[PROBLEM DETAILS] Every line below that contains "нажатой" is to be copied.

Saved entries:
--- --- ---

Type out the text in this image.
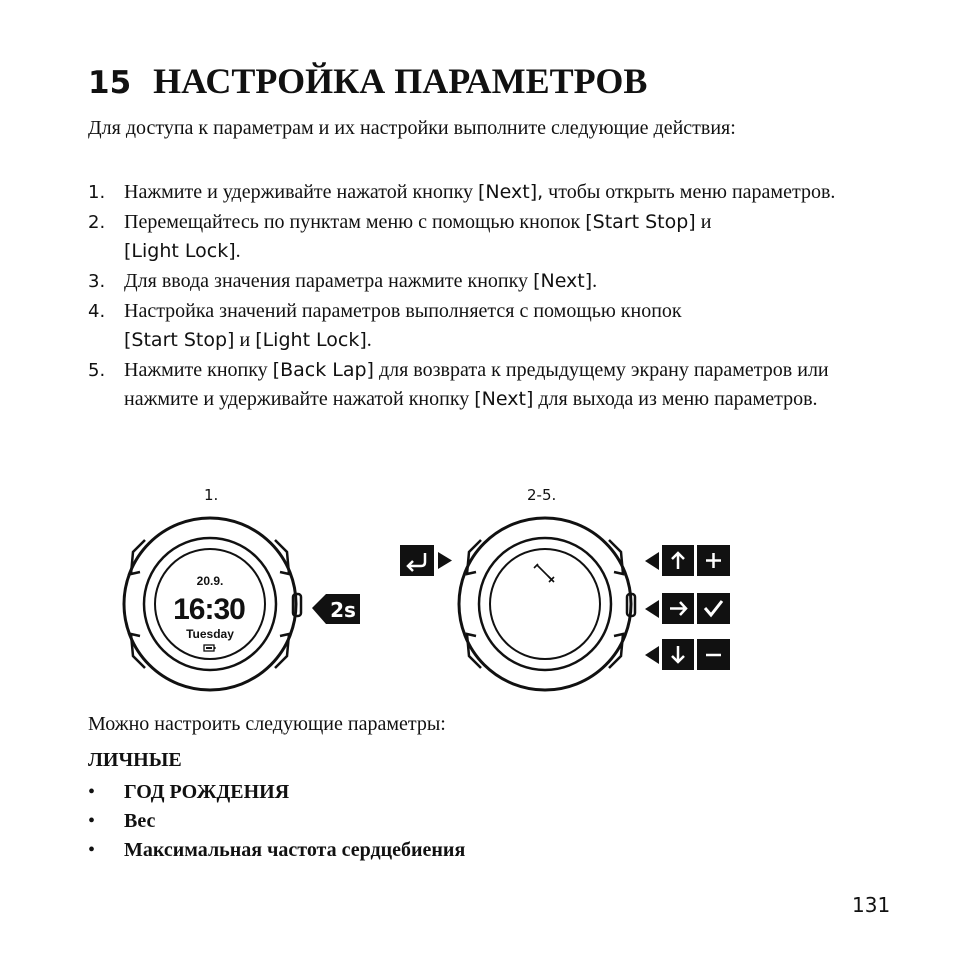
15 НАСТРОЙКА ПАРАМЕТРОВ
Для доступа к параметрам и их настройки выполните следующие действия:
1. Нажмите и удерживайте нажатой кнопку [Next], чтобы открыть меню параметров.
2. Перемещайтесь по пунктам меню с помощью кнопок [Start Stop] и
[Light Lock].
3. Для ввода значения параметра нажмите кнопку [Next].
4. Настройка значений параметров выполняется с помощью кнопок
[Start Stop] и [Light Lock].
5. Нажмите кнопку [Back Lap] для возврата к предыдущему экрану параметров или нажмите и удерживайте нажатой кнопку [Next] для выхода из меню параметров.
1.	2-5.
20.9.
16:30
Tuesday
2s
Можно настроить следующие параметры:
ЛИЧНЫЕ
• ГОД РОЖДЕНИЯ
• Вес
• Максимальная частота сердцебиения
131
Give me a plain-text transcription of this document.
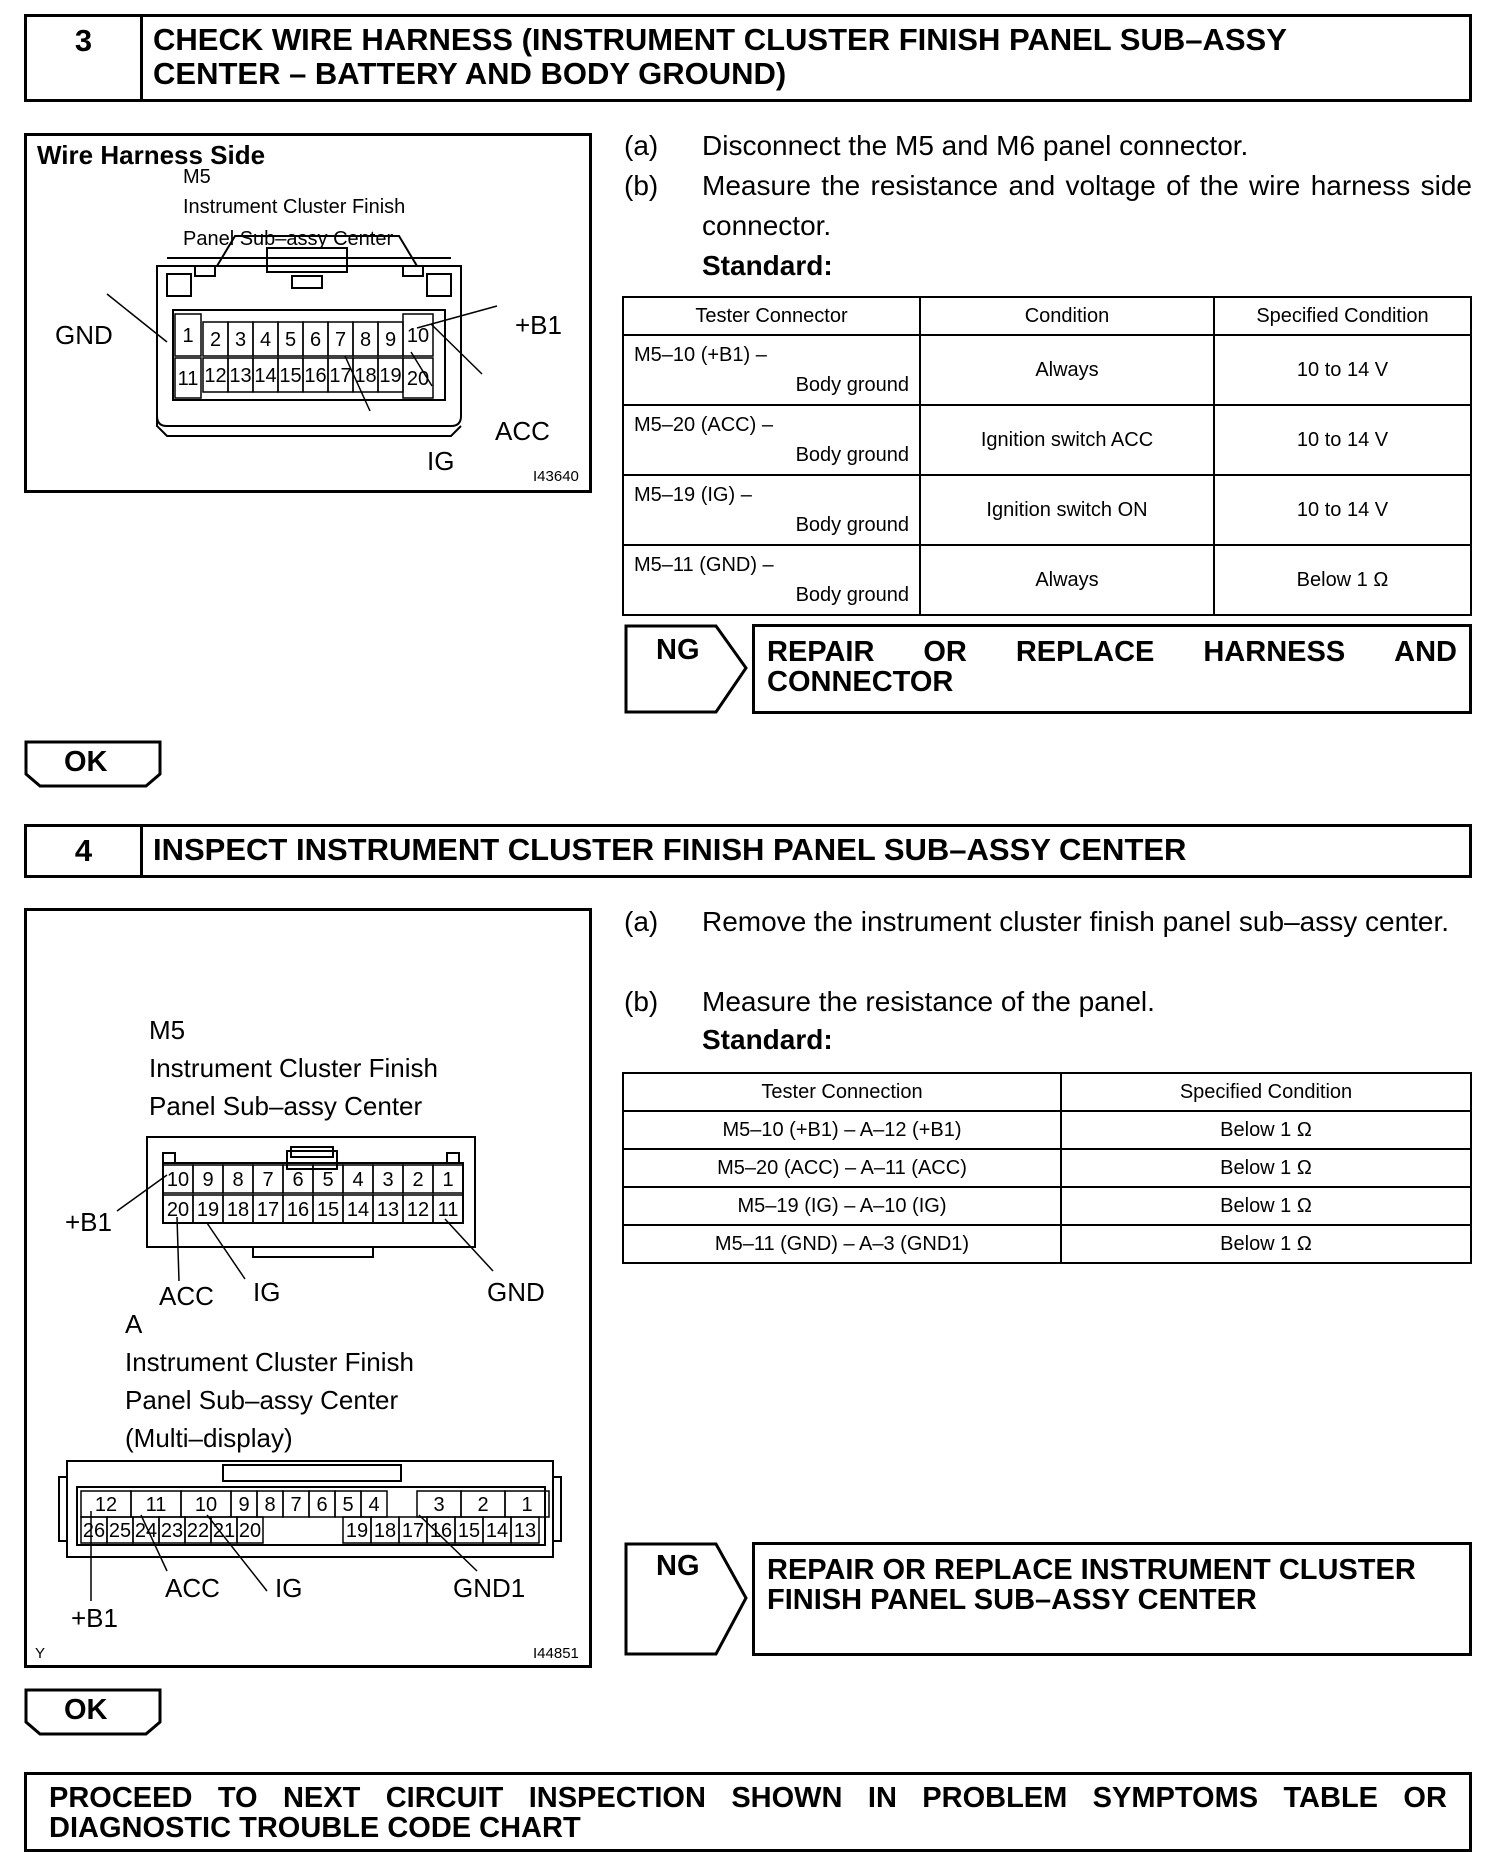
3	CHECK WIRE HARNESS (INSTRUMENT CLUSTER FINISH PANEL SUB–ASSY
CENTER – BATTERY AND BODY GROUND)
Wire Harness Side
M5
Instrument Cluster Finish
Panel Sub–assy Center
1 2 3 4 5 6 7 8 9 10
11 12 13 14 15 16 17 18 19 20
GND	+B1
ACC
IG
I43640
(a) Disconnect the M5 and M6 panel connector.
(b) Measure the resistance and voltage of the wire harness side connector.
Standard:
Tester Connector	Condition	Specified Condition

M5–10 (+B1) –
Body ground	Always	10 to 14 V

M5–20 (ACC) –
Body ground	Ignition switch ACC	10 to 14 V

M5–19 (IG) –
Body ground	Ignition switch ON	10 to 14 V

M5–11 (GND) –
Body ground	Always	Below 1 Ω
NG REPAIR OR REPLACE HARNESS AND
CONNECTOR
OK
4	INSPECT INSTRUMENT CLUSTER FINISH PANEL SUB–ASSY CENTER
M5
Instrument Cluster Finish
Panel Sub–assy Center
10 9 8 7 6 5 4 3 2 1
20 19 18 17 16 15 14 13 12 11
12 11 10 9 8 7 6 5 4	3 2 1
26 25 24 23 22 21 20	19 18 17 16 15 14 13
+B1
ACC IG	GND
A
Instrument Cluster Finish
Panel Sub–assy Center
(Multi–display)
+B1
ACC IG	GND1
Y	I44851
(a) Remove the instrument cluster finish panel sub–assy center.
(b) Measure the resistance of the panel.
Standard:
Tester Connection	Specified Condition
M5–10 (+B1) – A–12 (+B1)	Below 1 Ω
M5–20 (ACC) – A–11 (ACC)	Below 1 Ω
M5–19 (IG) – A–10 (IG)	Below 1 Ω
M5–11 (GND) – A–3 (GND1)	Below 1 Ω
NG REPAIR OR REPLACE INSTRUMENT CLUSTER
FINISH PANEL SUB–ASSY CENTER
OK
PROCEED TO NEXT CIRCUIT INSPECTION SHOWN IN PROBLEM SYMPTOMS TABLE OR
DIAGNOSTIC TROUBLE CODE CHART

--- --- ---

[SOLUTION TO THE PROBLEM]
1. Нажмите и удерживайте нажатой кнопку [Next], чтобы открыть меню параметров.
5. Нажмите кнопку [Back Lap] для возврата к предыдущему экрану параметров или нажмите и удерживайте нажатой кнопку [Next] для выхода из меню параметров.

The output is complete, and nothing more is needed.